===== Record extracts =====

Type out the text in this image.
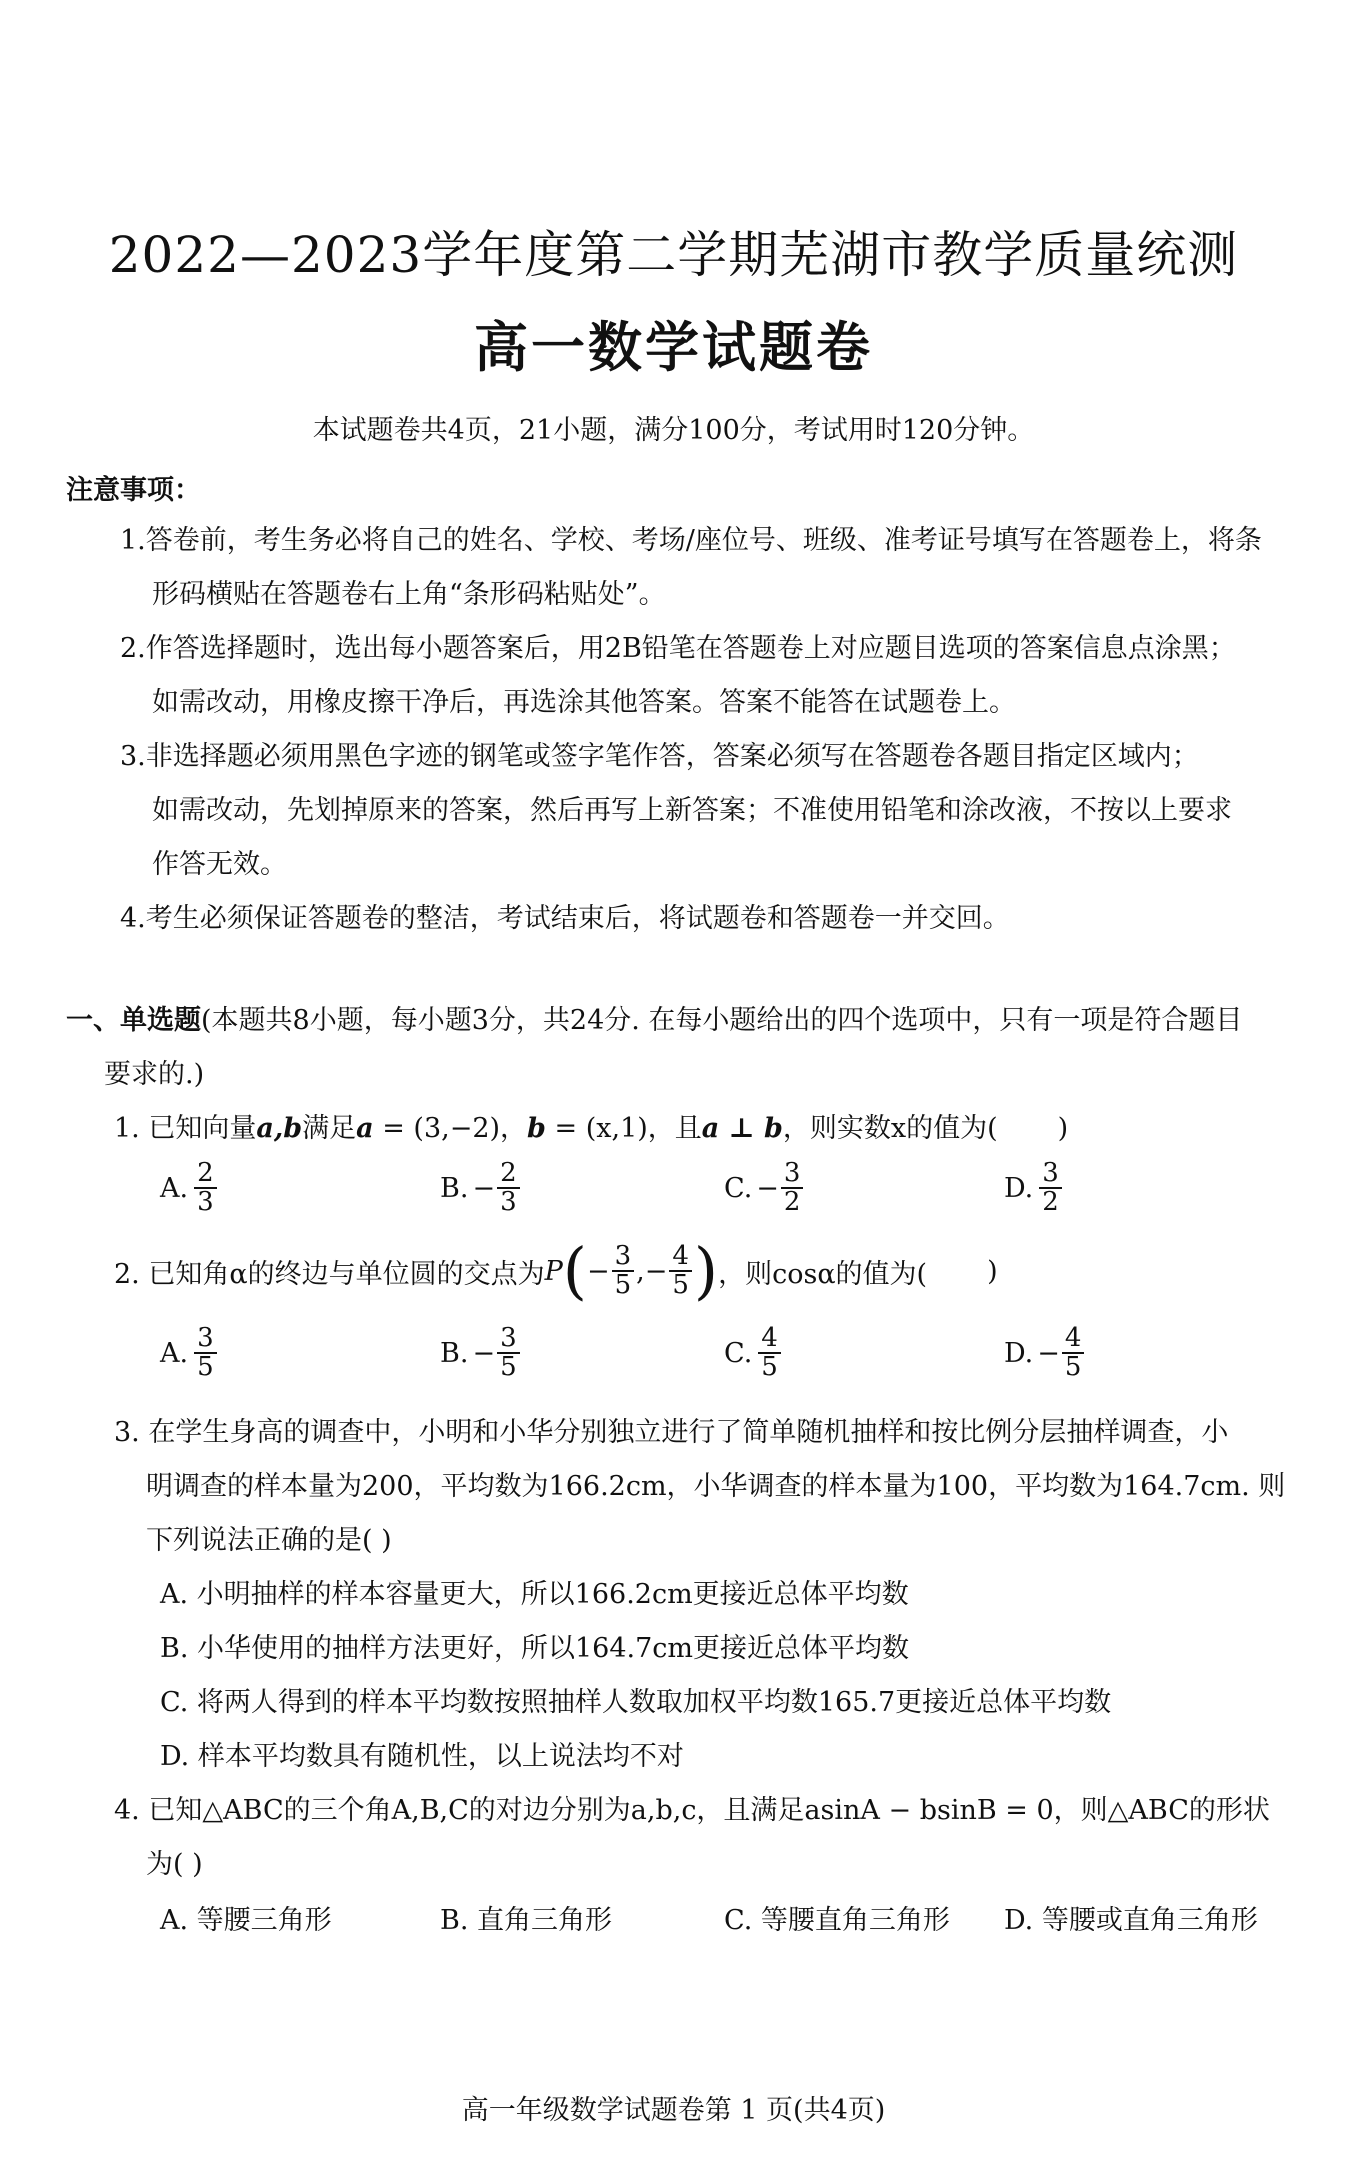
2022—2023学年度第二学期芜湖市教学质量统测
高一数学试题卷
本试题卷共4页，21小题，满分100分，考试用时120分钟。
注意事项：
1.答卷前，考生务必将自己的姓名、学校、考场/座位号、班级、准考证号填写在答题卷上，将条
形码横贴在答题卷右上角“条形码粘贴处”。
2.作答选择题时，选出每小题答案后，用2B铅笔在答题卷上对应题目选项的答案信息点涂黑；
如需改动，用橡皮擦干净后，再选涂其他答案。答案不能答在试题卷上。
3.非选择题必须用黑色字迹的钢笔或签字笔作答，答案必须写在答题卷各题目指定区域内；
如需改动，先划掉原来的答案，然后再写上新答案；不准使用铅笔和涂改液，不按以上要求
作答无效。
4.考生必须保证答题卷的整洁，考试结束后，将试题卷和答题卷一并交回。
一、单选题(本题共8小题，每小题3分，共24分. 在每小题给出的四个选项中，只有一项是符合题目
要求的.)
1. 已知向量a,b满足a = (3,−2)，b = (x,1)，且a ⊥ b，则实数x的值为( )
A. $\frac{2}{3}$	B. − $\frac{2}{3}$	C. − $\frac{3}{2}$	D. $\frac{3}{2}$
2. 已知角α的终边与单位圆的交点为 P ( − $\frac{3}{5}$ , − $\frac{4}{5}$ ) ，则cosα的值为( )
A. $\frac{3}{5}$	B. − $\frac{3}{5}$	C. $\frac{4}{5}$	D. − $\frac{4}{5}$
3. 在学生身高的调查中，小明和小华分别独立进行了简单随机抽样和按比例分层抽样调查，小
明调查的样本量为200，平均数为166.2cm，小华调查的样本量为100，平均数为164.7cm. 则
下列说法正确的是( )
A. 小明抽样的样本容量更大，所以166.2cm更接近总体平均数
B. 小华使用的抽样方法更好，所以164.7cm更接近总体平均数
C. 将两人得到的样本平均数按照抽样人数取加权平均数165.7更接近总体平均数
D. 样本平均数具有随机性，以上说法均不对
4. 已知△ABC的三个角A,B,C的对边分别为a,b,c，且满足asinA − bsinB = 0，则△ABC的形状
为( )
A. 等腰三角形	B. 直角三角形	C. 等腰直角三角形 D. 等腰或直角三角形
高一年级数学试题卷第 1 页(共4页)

=====

- Set problem
The word "frac" may occur in lines of the records. Report how many such lines there are, giving only the number.

- Output below
3